Work to do:
Copy the records below line for line, leaving out the pictures.

══════

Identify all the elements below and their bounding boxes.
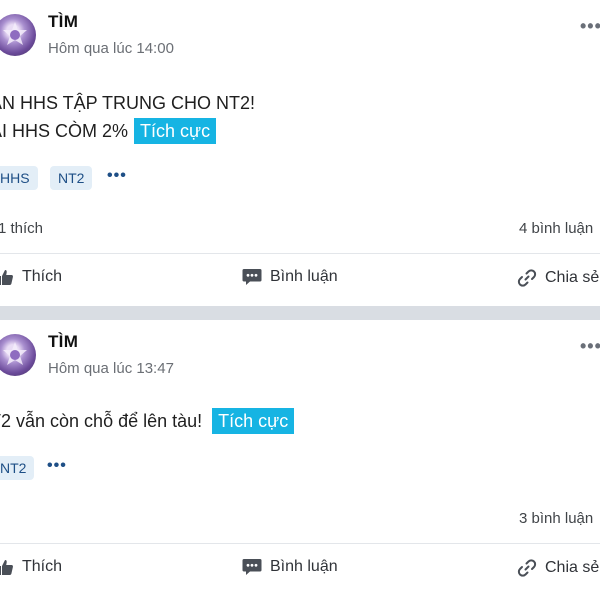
- share-label: Chia sẻ: [545, 269, 600, 286]
- tag-nt2[interactable]: NT2: [0, 456, 35, 480]
- share-label: Chia sẻ: [545, 559, 600, 576]
- post-separator: [0, 306, 600, 320]
- divider: [0, 543, 600, 544]
- post-content-line: ÁN HHS TẬP TRUNG CHO NT2!: [0, 93, 256, 113]
- comments-count[interactable]: 3 bình luận: [519, 510, 593, 527]
- more-horizontal-icon[interactable]: •••: [580, 336, 600, 357]
- share-button[interactable]: Chia sẻ: [517, 558, 599, 578]
- comments-count[interactable]: 4 bình luận: [519, 220, 593, 237]
- comment-button[interactable]: Bình luận: [242, 558, 338, 576]
- post-timestamp[interactable]: Hôm qua lúc 13:47: [48, 360, 174, 377]
- author-name[interactable]: TÌM: [48, 332, 78, 352]
- avatar[interactable]: [0, 14, 36, 56]
- link-icon: [517, 269, 537, 287]
- post-content-text: ẢI HHS CÒM 2%: [0, 121, 129, 141]
- comment-bubble-icon: [242, 559, 262, 575]
- comment-button[interactable]: Bình luận: [242, 268, 338, 286]
- divider: [0, 253, 600, 254]
- sentiment-badge: Tích cực: [212, 408, 295, 434]
- like-label: Thích: [22, 558, 63, 575]
- thumbs-up-icon: [0, 560, 13, 575]
- sentiment-badge: Tích cực: [134, 118, 217, 144]
- likes-count[interactable]: 1 thích: [0, 220, 43, 237]
- author-name[interactable]: TÌM: [48, 12, 78, 32]
- tags-more-icon[interactable]: •••: [47, 457, 67, 475]
- post-content-text: T2 vẫn còn chỗ để lên tàu!: [0, 411, 203, 431]
- like-button[interactable]: Thích: [0, 558, 62, 576]
- tags-more-icon[interactable]: •••: [107, 167, 127, 185]
- thumbs-up-icon: [0, 270, 13, 285]
- comment-label: Bình luận: [270, 268, 338, 285]
- post-timestamp[interactable]: Hôm qua lúc 14:00: [48, 40, 174, 57]
- comment-label: Bình luận: [270, 558, 338, 575]
- tag-nt2[interactable]: NT2: [50, 166, 93, 190]
- post-card: TÌM Hôm qua lúc 13:47 ••• T2 vẫn còn chỗ…: [0, 320, 600, 600]
- post-content-line: ẢI HHS CÒM 2% Tích cực: [0, 118, 217, 144]
- comment-bubble-icon: [242, 269, 262, 285]
- avatar[interactable]: [0, 334, 36, 376]
- like-label: Thích: [22, 268, 63, 285]
- like-button[interactable]: Thích: [0, 268, 62, 286]
- more-horizontal-icon[interactable]: •••: [580, 16, 600, 37]
- post-card: TÌM Hôm qua lúc 14:00 ••• ÁN HHS TẬP TRU…: [0, 0, 600, 306]
- tag-hhs[interactable]: HHS: [0, 166, 38, 190]
- post-content-line: T2 vẫn còn chỗ để lên tàu! Tích cực: [0, 408, 295, 434]
- share-button[interactable]: Chia sẻ: [517, 268, 599, 288]
- link-icon: [517, 559, 537, 577]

══════

Solution to this task:
Identify all the elements below and their bounding boxes.
- share-label: Chia sẻ: [545, 269, 600, 286]
- tag-nt2[interactable]: NT2: [0, 456, 35, 480]
- share-label: Chia sẻ: [545, 559, 600, 576]
- post-separator: [0, 306, 600, 320]
- divider: [0, 543, 600, 544]
- post-content-line: ÁN HHS TẬP TRUNG CHO NT2!: [0, 93, 256, 113]
- comments-count[interactable]: 3 bình luận: [519, 510, 593, 527]
- more-horizontal-icon[interactable]: •••: [580, 336, 600, 357]
- share-button[interactable]: Chia sẻ: [517, 558, 599, 578]
- comments-count[interactable]: 4 bình luận: [519, 220, 593, 237]
- comment-button[interactable]: Bình luận: [242, 558, 338, 576]
- post-timestamp[interactable]: Hôm qua lúc 13:47: [48, 360, 174, 377]
- author-name[interactable]: TÌM: [48, 332, 78, 352]
- avatar[interactable]: [0, 14, 36, 56]
- link-icon: [517, 269, 537, 287]
- post-content-text: ẢI HHS CÒM 2%: [0, 121, 129, 141]
- comment-bubble-icon: [242, 559, 262, 575]
- comment-button[interactable]: Bình luận: [242, 268, 338, 286]
- divider: [0, 253, 600, 254]
- sentiment-badge: Tích cực: [212, 408, 295, 434]
- like-label: Thích: [22, 558, 63, 575]
- thumbs-up-icon: [0, 560, 13, 575]
- sentiment-badge: Tích cực: [134, 118, 217, 144]
- likes-count[interactable]: 1 thích: [0, 220, 43, 237]
- author-name[interactable]: TÌM: [48, 12, 78, 32]
- tags-more-icon[interactable]: •••: [47, 457, 67, 475]
- post-content-text: T2 vẫn còn chỗ để lên tàu!: [0, 411, 203, 431]
- like-button[interactable]: Thích: [0, 558, 62, 576]
- tags-more-icon[interactable]: •••: [107, 167, 127, 185]
- thumbs-up-icon: [0, 270, 13, 285]
- comment-label: Bình luận: [270, 268, 338, 285]
- post-timestamp[interactable]: Hôm qua lúc 14:00: [48, 40, 174, 57]
- comment-label: Bình luận: [270, 558, 338, 575]
- tag-nt2[interactable]: NT2: [50, 166, 93, 190]
- post-card: TÌM Hôm qua lúc 13:47 ••• T2 vẫn còn chỗ…: [0, 320, 600, 600]
- post-content-line: ẢI HHS CÒM 2% Tích cực: [0, 118, 217, 144]
- comment-bubble-icon: [242, 269, 262, 285]
- avatar[interactable]: [0, 334, 36, 376]
- like-label: Thích: [22, 268, 63, 285]
- like-button[interactable]: Thích: [0, 268, 62, 286]
- more-horizontal-icon[interactable]: •••: [580, 16, 600, 37]
- post-card: TÌM Hôm qua lúc 14:00 ••• ÁN HHS TẬP TRU…: [0, 0, 600, 306]
- tag-hhs[interactable]: HHS: [0, 166, 38, 190]
- post-content-line: T2 vẫn còn chỗ để lên tàu! Tích cực: [0, 408, 295, 434]
- share-button[interactable]: Chia sẻ: [517, 268, 599, 288]
- link-icon: [517, 559, 537, 577]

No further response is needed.